(Extracted records)
/---
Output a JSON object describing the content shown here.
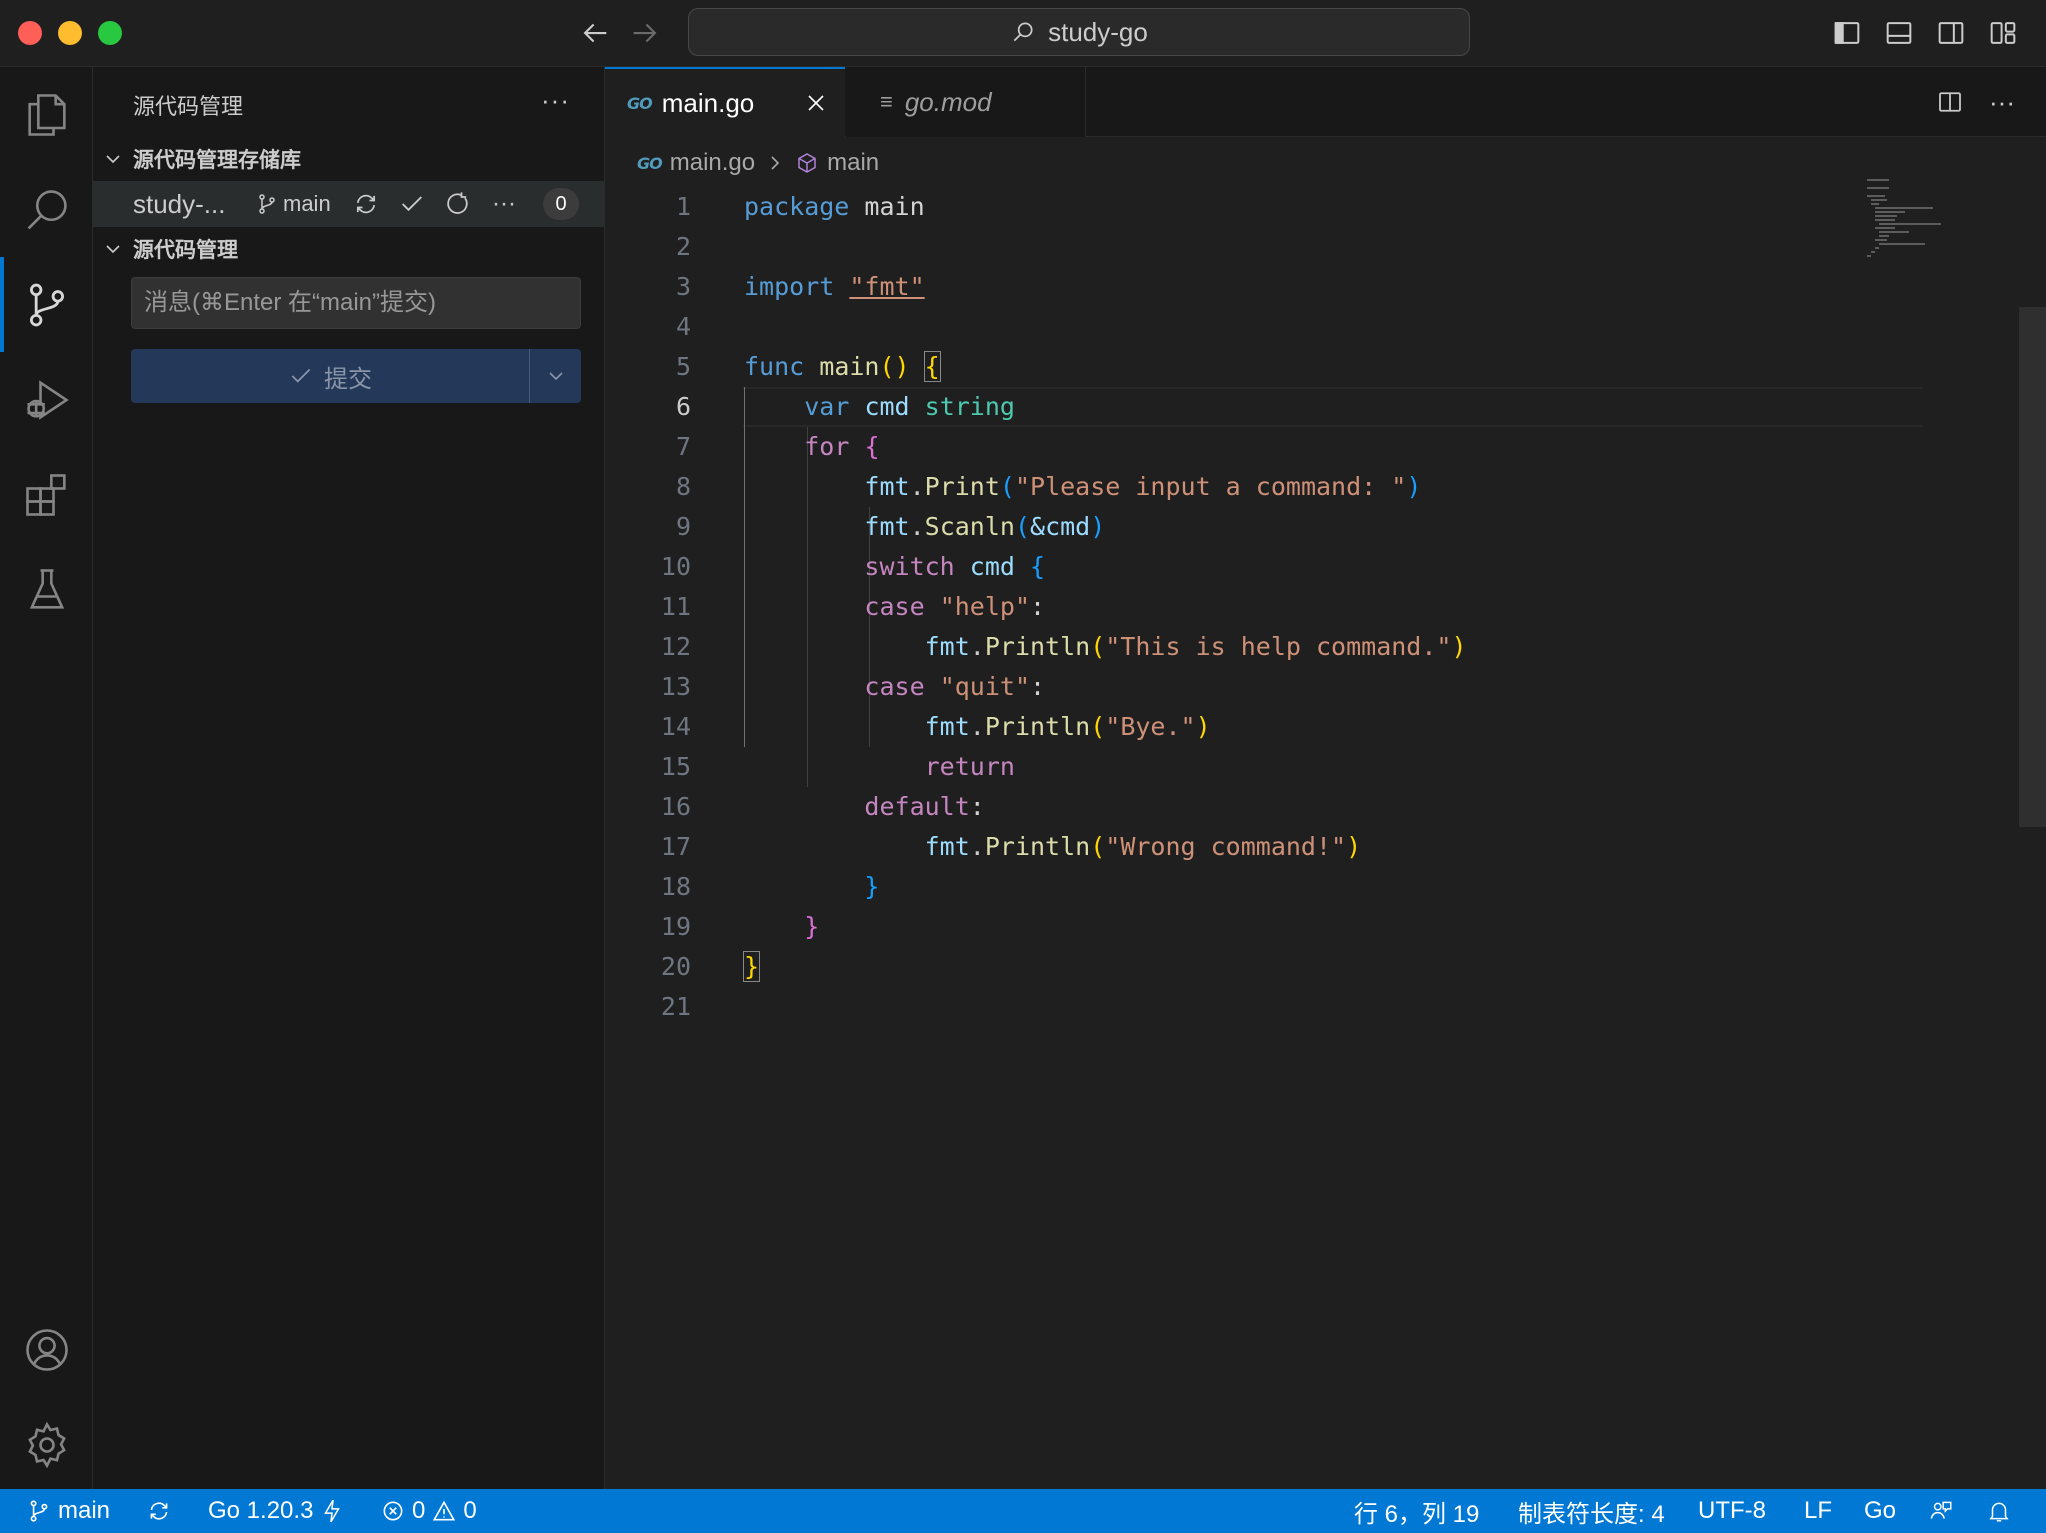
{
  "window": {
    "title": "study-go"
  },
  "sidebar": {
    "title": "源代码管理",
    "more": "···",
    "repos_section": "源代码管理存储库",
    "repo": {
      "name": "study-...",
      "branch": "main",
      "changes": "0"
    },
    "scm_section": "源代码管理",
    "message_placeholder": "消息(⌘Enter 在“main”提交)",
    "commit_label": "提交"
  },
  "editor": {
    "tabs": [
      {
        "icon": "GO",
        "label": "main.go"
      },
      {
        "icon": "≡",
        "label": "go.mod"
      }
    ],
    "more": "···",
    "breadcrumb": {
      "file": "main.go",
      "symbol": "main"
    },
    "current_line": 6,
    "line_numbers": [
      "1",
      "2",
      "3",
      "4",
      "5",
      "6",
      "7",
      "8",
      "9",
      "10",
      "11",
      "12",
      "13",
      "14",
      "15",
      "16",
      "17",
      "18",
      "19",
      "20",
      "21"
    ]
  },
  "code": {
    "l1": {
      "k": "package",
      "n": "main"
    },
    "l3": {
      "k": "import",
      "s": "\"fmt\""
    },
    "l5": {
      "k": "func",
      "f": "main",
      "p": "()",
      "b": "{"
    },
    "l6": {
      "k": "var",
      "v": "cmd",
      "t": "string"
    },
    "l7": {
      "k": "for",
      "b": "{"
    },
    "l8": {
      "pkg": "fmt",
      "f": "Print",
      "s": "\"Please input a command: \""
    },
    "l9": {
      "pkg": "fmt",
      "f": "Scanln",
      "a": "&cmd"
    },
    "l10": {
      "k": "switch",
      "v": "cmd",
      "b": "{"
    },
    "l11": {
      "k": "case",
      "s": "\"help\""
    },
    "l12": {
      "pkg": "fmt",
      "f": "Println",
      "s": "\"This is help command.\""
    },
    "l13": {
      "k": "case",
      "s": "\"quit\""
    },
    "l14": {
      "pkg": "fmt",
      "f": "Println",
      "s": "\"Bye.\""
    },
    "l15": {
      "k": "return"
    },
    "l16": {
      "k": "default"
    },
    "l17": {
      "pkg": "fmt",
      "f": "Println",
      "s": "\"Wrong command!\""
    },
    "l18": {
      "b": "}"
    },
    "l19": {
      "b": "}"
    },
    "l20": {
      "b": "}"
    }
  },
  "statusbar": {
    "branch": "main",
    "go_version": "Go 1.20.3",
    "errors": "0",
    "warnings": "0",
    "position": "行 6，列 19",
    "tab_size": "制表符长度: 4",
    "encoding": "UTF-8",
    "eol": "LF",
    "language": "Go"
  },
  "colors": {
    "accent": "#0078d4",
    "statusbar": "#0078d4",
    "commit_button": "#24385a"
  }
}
\---
/---
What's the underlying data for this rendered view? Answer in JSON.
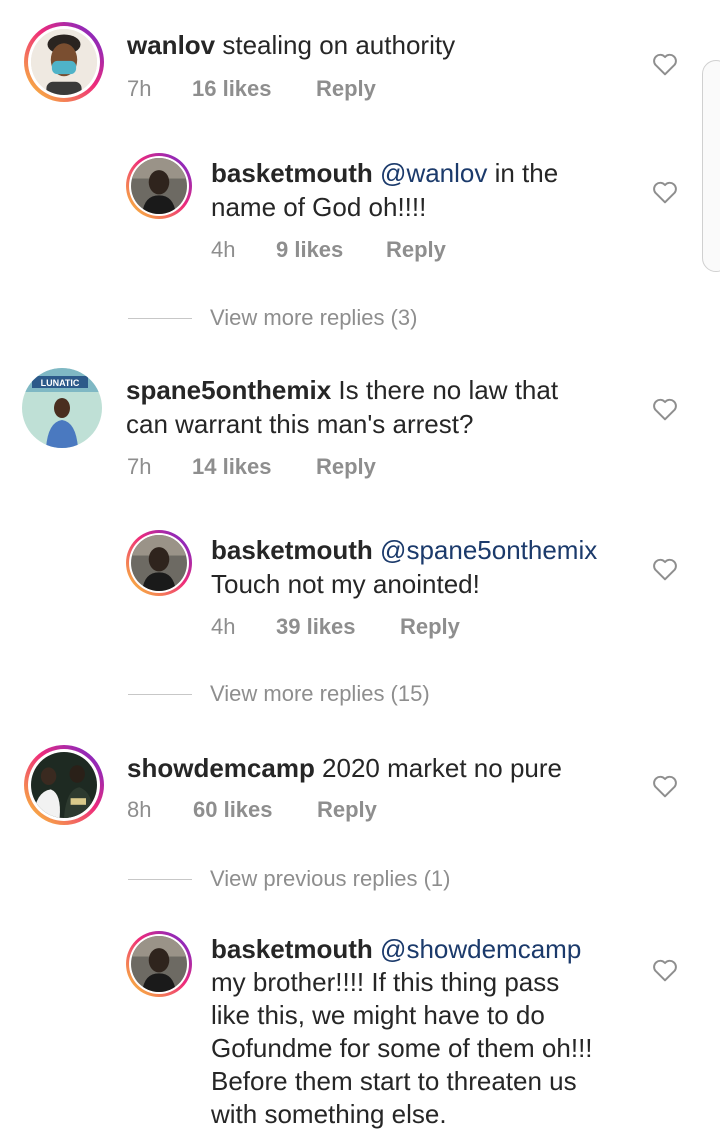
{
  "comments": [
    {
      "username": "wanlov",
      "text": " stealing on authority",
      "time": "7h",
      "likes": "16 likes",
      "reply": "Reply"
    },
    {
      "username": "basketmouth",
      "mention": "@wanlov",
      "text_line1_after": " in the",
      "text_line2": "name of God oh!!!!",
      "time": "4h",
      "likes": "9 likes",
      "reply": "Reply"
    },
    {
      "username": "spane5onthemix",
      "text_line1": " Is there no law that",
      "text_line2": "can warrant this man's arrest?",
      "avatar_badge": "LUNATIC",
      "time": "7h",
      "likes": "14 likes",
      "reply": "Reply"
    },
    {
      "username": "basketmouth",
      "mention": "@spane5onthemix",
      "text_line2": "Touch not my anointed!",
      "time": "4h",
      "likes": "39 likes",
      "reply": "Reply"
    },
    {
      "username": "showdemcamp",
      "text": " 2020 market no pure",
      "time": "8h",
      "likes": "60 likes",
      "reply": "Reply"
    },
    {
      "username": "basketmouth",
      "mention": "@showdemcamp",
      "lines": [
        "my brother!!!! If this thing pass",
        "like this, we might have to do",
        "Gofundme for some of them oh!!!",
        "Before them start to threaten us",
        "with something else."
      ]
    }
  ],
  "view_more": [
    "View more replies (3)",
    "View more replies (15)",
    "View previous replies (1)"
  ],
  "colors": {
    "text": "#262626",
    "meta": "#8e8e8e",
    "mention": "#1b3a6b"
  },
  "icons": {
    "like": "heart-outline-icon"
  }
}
\---
**WHAT YOU HAVE TO DO:**
Only lines holding the string "mention" are wanted; gather each one from the entries above.

**WRITTEN SOLUTION:**
      "mention": "@wanlov",
      "mention": "@spane5onthemix",
      "mention": "@showdemcamp",
    "mention": "#1b3a6b"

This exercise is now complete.